■ What you should do:
Produce an exact copy of all the data below, dropping every image.

■ Data lines:
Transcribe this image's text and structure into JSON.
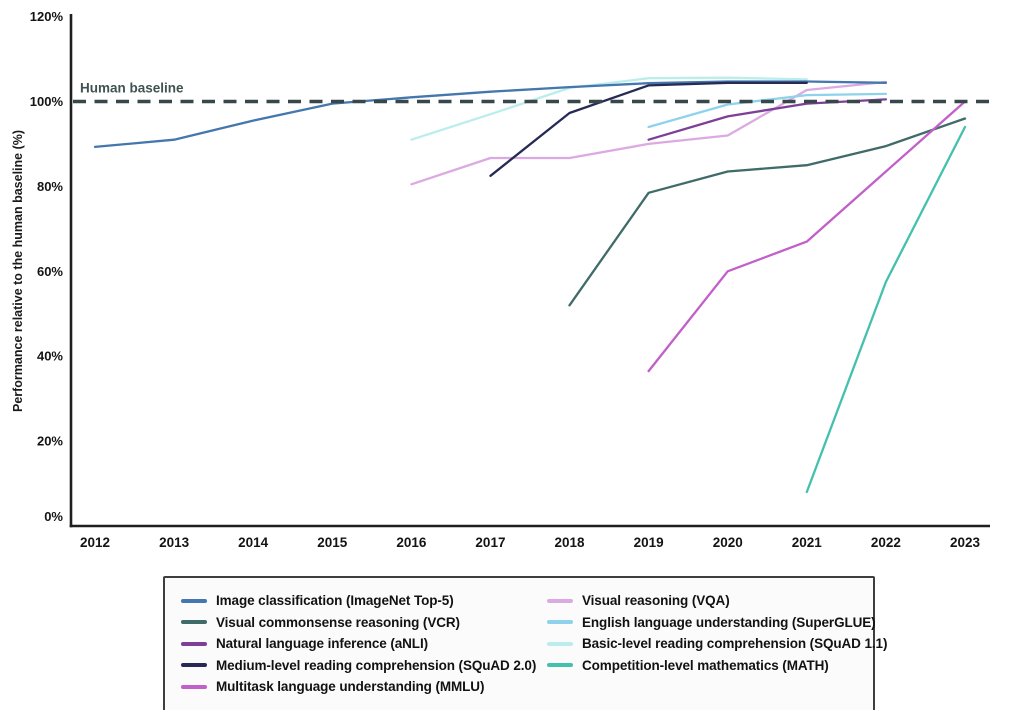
{
  "figure": {
    "background": "#ffffff",
    "axis_color": "#1f1f1f",
    "tick_label_color": "#141414",
    "ylabel_color": "#1a1a1a"
  },
  "chart_data": {
    "type": "line",
    "title": "",
    "xlabel": "",
    "ylabel": "Performance relative to the human baseline (%)",
    "x_ticks": [
      2012,
      2013,
      2014,
      2015,
      2016,
      2017,
      2018,
      2019,
      2020,
      2021,
      2022,
      2023
    ],
    "y_ticks_percent": [
      0,
      20,
      40,
      60,
      80,
      100,
      120
    ],
    "ylim": [
      0,
      120
    ],
    "xlim": [
      2011.7,
      2023.3
    ],
    "grid": false,
    "legend_position": "bottom",
    "annotation": {
      "text": "Human baseline",
      "y": 100,
      "line_color": "#37474a",
      "label_color": "#3f5450",
      "dash": [
        13,
        8.5
      ]
    },
    "series": [
      {
        "key": "imagenet",
        "name": "Image classification (ImageNet Top-5)",
        "color": "#4377ad",
        "points": [
          [
            2012,
            89.3
          ],
          [
            2013,
            91
          ],
          [
            2014,
            95.5
          ],
          [
            2015,
            99.5
          ],
          [
            2016,
            101
          ],
          [
            2017,
            102.3
          ],
          [
            2018,
            103.4
          ],
          [
            2019,
            104.3
          ],
          [
            2020,
            104.7
          ],
          [
            2021,
            104.7
          ],
          [
            2022,
            104.4
          ]
        ]
      },
      {
        "key": "vcr",
        "name": "Visual commonsense reasoning (VCR)",
        "color": "#3f6b68",
        "points": [
          [
            2018,
            52
          ],
          [
            2019,
            78.5
          ],
          [
            2020,
            83.5
          ],
          [
            2021,
            85
          ],
          [
            2022,
            89.5
          ],
          [
            2023,
            96
          ]
        ]
      },
      {
        "key": "anli",
        "name": "Natural language inference (aNLI)",
        "color": "#7e3f97",
        "points": [
          [
            2019,
            91
          ],
          [
            2020,
            96.5
          ],
          [
            2021,
            99.5
          ],
          [
            2022,
            100.5
          ]
        ]
      },
      {
        "key": "squad2",
        "name": "Medium-level reading comprehension (SQuAD 2.0)",
        "color": "#282a56",
        "points": [
          [
            2017,
            82.5
          ],
          [
            2018,
            97.3
          ],
          [
            2019,
            103.8
          ],
          [
            2020,
            104.4
          ],
          [
            2021,
            104.4
          ]
        ]
      },
      {
        "key": "mmlu",
        "name": "Multitask language understanding (MMLU)",
        "color": "#c060c8",
        "points": [
          [
            2019,
            36.5
          ],
          [
            2020,
            60
          ],
          [
            2021,
            67
          ],
          [
            2022,
            83.5
          ],
          [
            2023,
            100
          ]
        ]
      },
      {
        "key": "vqa",
        "name": "Visual reasoning (VQA)",
        "color": "#dcaae2",
        "points": [
          [
            2016,
            80.5
          ],
          [
            2017,
            86.7
          ],
          [
            2018,
            86.7
          ],
          [
            2019,
            90
          ],
          [
            2020,
            92
          ],
          [
            2021,
            102.7
          ],
          [
            2022,
            104.6
          ]
        ]
      },
      {
        "key": "superglue",
        "name": "English language understanding (SuperGLUE)",
        "color": "#8ed2ec",
        "points": [
          [
            2019,
            94
          ],
          [
            2020,
            99.3
          ],
          [
            2021,
            101.5
          ],
          [
            2022,
            101.8
          ]
        ]
      },
      {
        "key": "squad11",
        "name": "Basic-level reading comprehension (SQuAD 1.1)",
        "color": "#bceded",
        "points": [
          [
            2016,
            91
          ],
          [
            2017,
            97
          ],
          [
            2018,
            103.2
          ],
          [
            2019,
            105.5
          ],
          [
            2020,
            105.6
          ],
          [
            2021,
            105.2
          ]
        ]
      },
      {
        "key": "math",
        "name": "Competition-level mathematics (MATH)",
        "color": "#45c0ad",
        "points": [
          [
            2021,
            8
          ],
          [
            2022,
            57.5
          ],
          [
            2023,
            94
          ]
        ]
      }
    ],
    "draw_order": [
      "squad11",
      "vqa",
      "superglue",
      "imagenet",
      "squad2",
      "anli",
      "vcr",
      "math",
      "mmlu"
    ]
  },
  "legend": {
    "rows_per_column": 5
  }
}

■ Task answer:
Transcribe this image's text and structure into JSON.
{
  "figure": {
    "background": "#ffffff",
    "axis_color": "#1f1f1f",
    "tick_label_color": "#141414",
    "ylabel_color": "#1a1a1a"
  },
  "chart_data": {
    "type": "line",
    "title": "",
    "xlabel": "",
    "ylabel": "Performance relative to the human baseline (%)",
    "x_ticks": [
      2012,
      2013,
      2014,
      2015,
      2016,
      2017,
      2018,
      2019,
      2020,
      2021,
      2022,
      2023
    ],
    "y_ticks_percent": [
      0,
      20,
      40,
      60,
      80,
      100,
      120
    ],
    "ylim": [
      0,
      120
    ],
    "xlim": [
      2011.7,
      2023.3
    ],
    "grid": false,
    "legend_position": "bottom",
    "annotation": {
      "text": "Human baseline",
      "y": 100,
      "line_color": "#37474a",
      "label_color": "#3f5450",
      "dash": [
        13,
        8.5
      ]
    },
    "series": [
      {
        "key": "imagenet",
        "name": "Image classification (ImageNet Top-5)",
        "color": "#4377ad",
        "points": [
          [
            2012,
            89.3
          ],
          [
            2013,
            91
          ],
          [
            2014,
            95.5
          ],
          [
            2015,
            99.5
          ],
          [
            2016,
            101
          ],
          [
            2017,
            102.3
          ],
          [
            2018,
            103.4
          ],
          [
            2019,
            104.3
          ],
          [
            2020,
            104.7
          ],
          [
            2021,
            104.7
          ],
          [
            2022,
            104.4
          ]
        ]
      },
      {
        "key": "vcr",
        "name": "Visual commonsense reasoning (VCR)",
        "color": "#3f6b68",
        "points": [
          [
            2018,
            52
          ],
          [
            2019,
            78.5
          ],
          [
            2020,
            83.5
          ],
          [
            2021,
            85
          ],
          [
            2022,
            89.5
          ],
          [
            2023,
            96
          ]
        ]
      },
      {
        "key": "anli",
        "name": "Natural language inference (aNLI)",
        "color": "#7e3f97",
        "points": [
          [
            2019,
            91
          ],
          [
            2020,
            96.5
          ],
          [
            2021,
            99.5
          ],
          [
            2022,
            100.5
          ]
        ]
      },
      {
        "key": "squad2",
        "name": "Medium-level reading comprehension (SQuAD 2.0)",
        "color": "#282a56",
        "points": [
          [
            2017,
            82.5
          ],
          [
            2018,
            97.3
          ],
          [
            2019,
            103.8
          ],
          [
            2020,
            104.4
          ],
          [
            2021,
            104.4
          ]
        ]
      },
      {
        "key": "mmlu",
        "name": "Multitask language understanding (MMLU)",
        "color": "#c060c8",
        "points": [
          [
            2019,
            36.5
          ],
          [
            2020,
            60
          ],
          [
            2021,
            67
          ],
          [
            2022,
            83.5
          ],
          [
            2023,
            100
          ]
        ]
      },
      {
        "key": "vqa",
        "name": "Visual reasoning (VQA)",
        "color": "#dcaae2",
        "points": [
          [
            2016,
            80.5
          ],
          [
            2017,
            86.7
          ],
          [
            2018,
            86.7
          ],
          [
            2019,
            90
          ],
          [
            2020,
            92
          ],
          [
            2021,
            102.7
          ],
          [
            2022,
            104.6
          ]
        ]
      },
      {
        "key": "superglue",
        "name": "English language understanding (SuperGLUE)",
        "color": "#8ed2ec",
        "points": [
          [
            2019,
            94
          ],
          [
            2020,
            99.3
          ],
          [
            2021,
            101.5
          ],
          [
            2022,
            101.8
          ]
        ]
      },
      {
        "key": "squad11",
        "name": "Basic-level reading comprehension (SQuAD 1.1)",
        "color": "#bceded",
        "points": [
          [
            2016,
            91
          ],
          [
            2017,
            97
          ],
          [
            2018,
            103.2
          ],
          [
            2019,
            105.5
          ],
          [
            2020,
            105.6
          ],
          [
            2021,
            105.2
          ]
        ]
      },
      {
        "key": "math",
        "name": "Competition-level mathematics (MATH)",
        "color": "#45c0ad",
        "points": [
          [
            2021,
            8
          ],
          [
            2022,
            57.5
          ],
          [
            2023,
            94
          ]
        ]
      }
    ],
    "draw_order": [
      "squad11",
      "vqa",
      "superglue",
      "imagenet",
      "squad2",
      "anli",
      "vcr",
      "math",
      "mmlu"
    ]
  },
  "legend": {
    "rows_per_column": 5
  }
}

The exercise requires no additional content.